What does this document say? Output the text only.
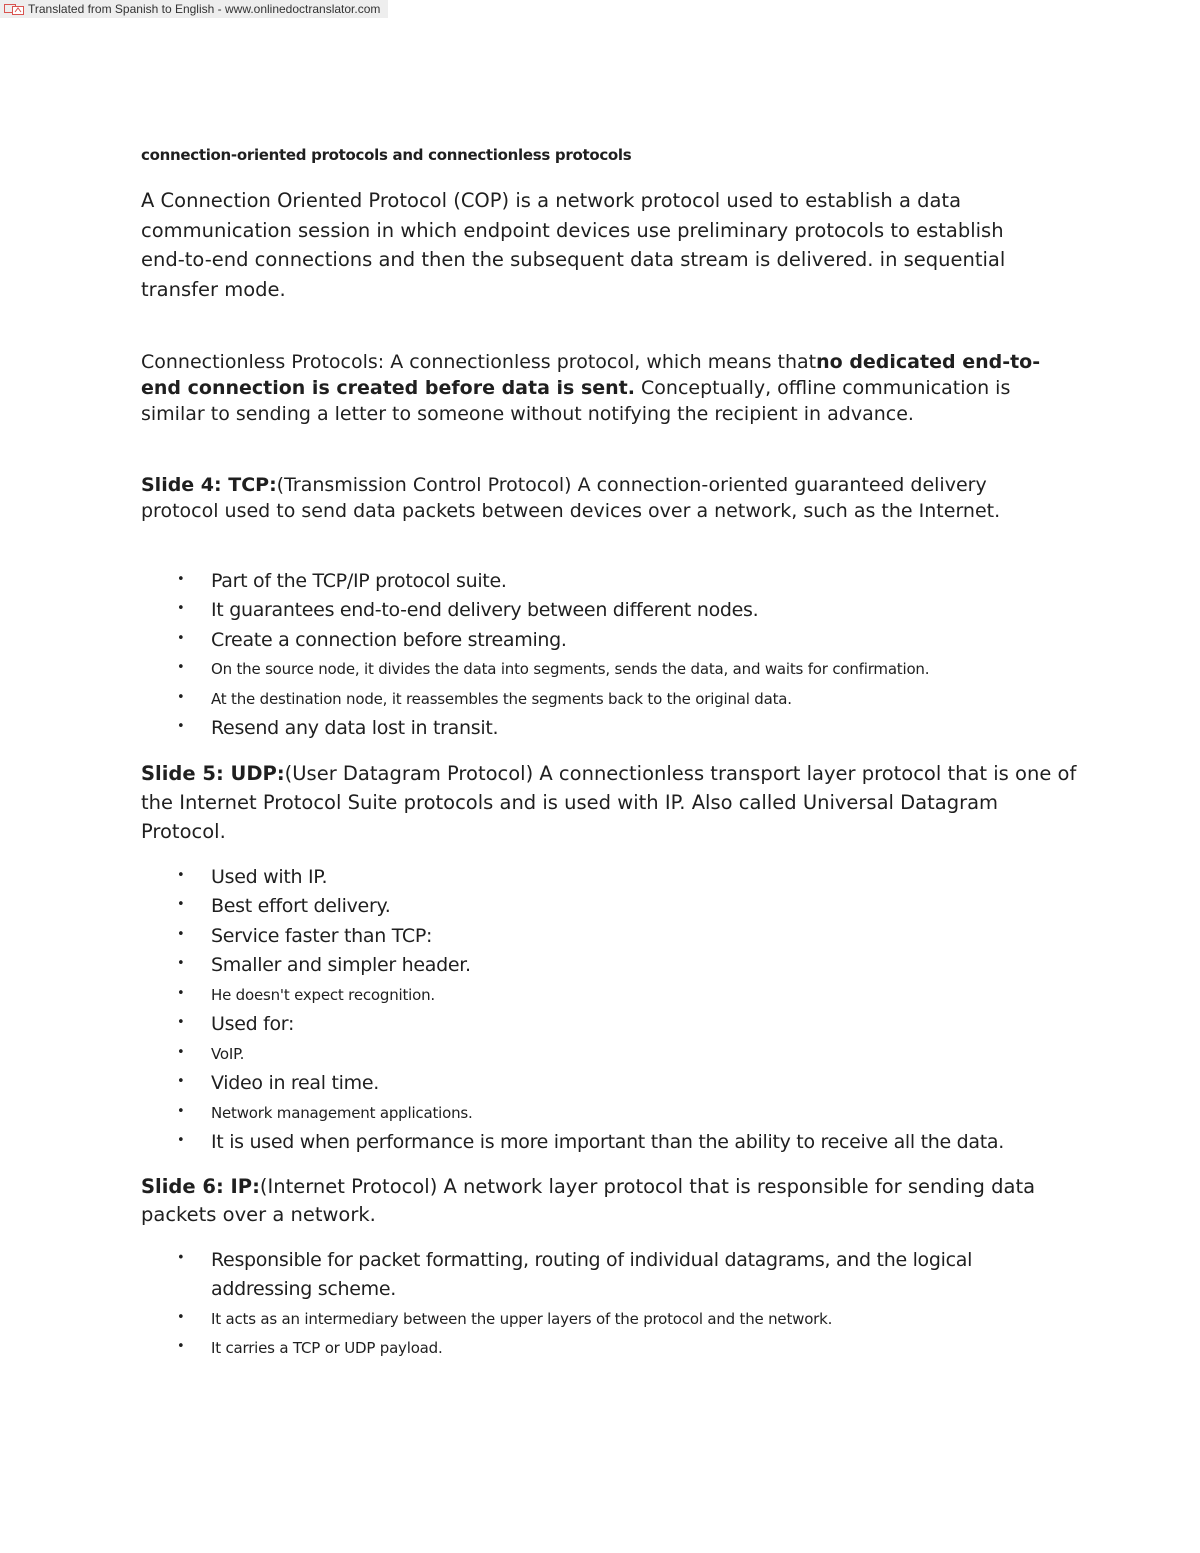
Translated from Spanish to English - www.onlinedoctranslator.com

connection-oriented protocols and connectionless protocols

A Connection Oriented Protocol (COP) is a network protocol used to establish a data

communication session in which endpoint devices use preliminary protocols to establish

end-to-end connections and then the subsequent data stream is delivered. in sequential

transfer mode.

Connectionless Protocols: A connectionless protocol, which means thatno dedicated end-to-

end connection is created before data is sent. Conceptually, offline communication is

similar to sending a letter to someone without notifying the recipient in advance.

Slide 4: TCP:(Transmission Control Protocol) A connection-oriented guaranteed delivery

protocol used to send data packets between devices over a network, such as the Internet.

• Part of the TCP/IP protocol suite.
• It guarantees end-to-end delivery between different nodes.
• Create a connection before streaming.
• On the source node, it divides the data into segments, sends the data, and waits for confirmation.
• At the destination node, it reassembles the segments back to the original data.
• Resend any data lost in transit.

Slide 5: UDP:(User Datagram Protocol) A connectionless transport layer protocol that is one of

the Internet Protocol Suite protocols and is used with IP. Also called Universal Datagram

Protocol.

• Used with IP.
• Best effort delivery.
• Service faster than TCP:
• Smaller and simpler header.
• He doesn't expect recognition.
• Used for:
• VoIP.
• Video in real time.
• Network management applications.
• It is used when performance is more important than the ability to receive all the data.

Slide 6: IP:(Internet Protocol) A network layer protocol that is responsible for sending data

packets over a network.

• Responsible for packet formatting, routing of individual datagrams, and the logical addressing scheme.
• It acts as an intermediary between the upper layers of the protocol and the network.
• It carries a TCP or UDP payload.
______
> **PROBLEM**
Every record gets retyped exactly; no picture goes into the copy.

> **ANSWER TO THE TASK**
What does this document say? Output the text only.
Translated from Spanish to English - www.onlinedoctranslator.com

connection-oriented protocols and connectionless protocols

A Connection Oriented Protocol (COP) is a network protocol used to establish a data

communication session in which endpoint devices use preliminary protocols to establish

end-to-end connections and then the subsequent data stream is delivered. in sequential

transfer mode.

Connectionless Protocols: A connectionless protocol, which means thatno dedicated end-to-

end connection is created before data is sent. Conceptually, offline communication is

similar to sending a letter to someone without notifying the recipient in advance.

Slide 4: TCP:(Transmission Control Protocol) A connection-oriented guaranteed delivery

protocol used to send data packets between devices over a network, such as the Internet.

• Part of the TCP/IP protocol suite.
• It guarantees end-to-end delivery between different nodes.
• Create a connection before streaming.
• On the source node, it divides the data into segments, sends the data, and waits for confirmation.
• At the destination node, it reassembles the segments back to the original data.
• Resend any data lost in transit.

Slide 5: UDP:(User Datagram Protocol) A connectionless transport layer protocol that is one of

the Internet Protocol Suite protocols and is used with IP. Also called Universal Datagram

Protocol.

• Used with IP.
• Best effort delivery.
• Service faster than TCP:
• Smaller and simpler header.
• He doesn't expect recognition.
• Used for:
• VoIP.
• Video in real time.
• Network management applications.
• It is used when performance is more important than the ability to receive all the data.

Slide 6: IP:(Internet Protocol) A network layer protocol that is responsible for sending data

packets over a network.

• Responsible for packet formatting, routing of individual datagrams, and the logical addressing scheme.
• It acts as an intermediary between the upper layers of the protocol and the network.
• It carries a TCP or UDP payload.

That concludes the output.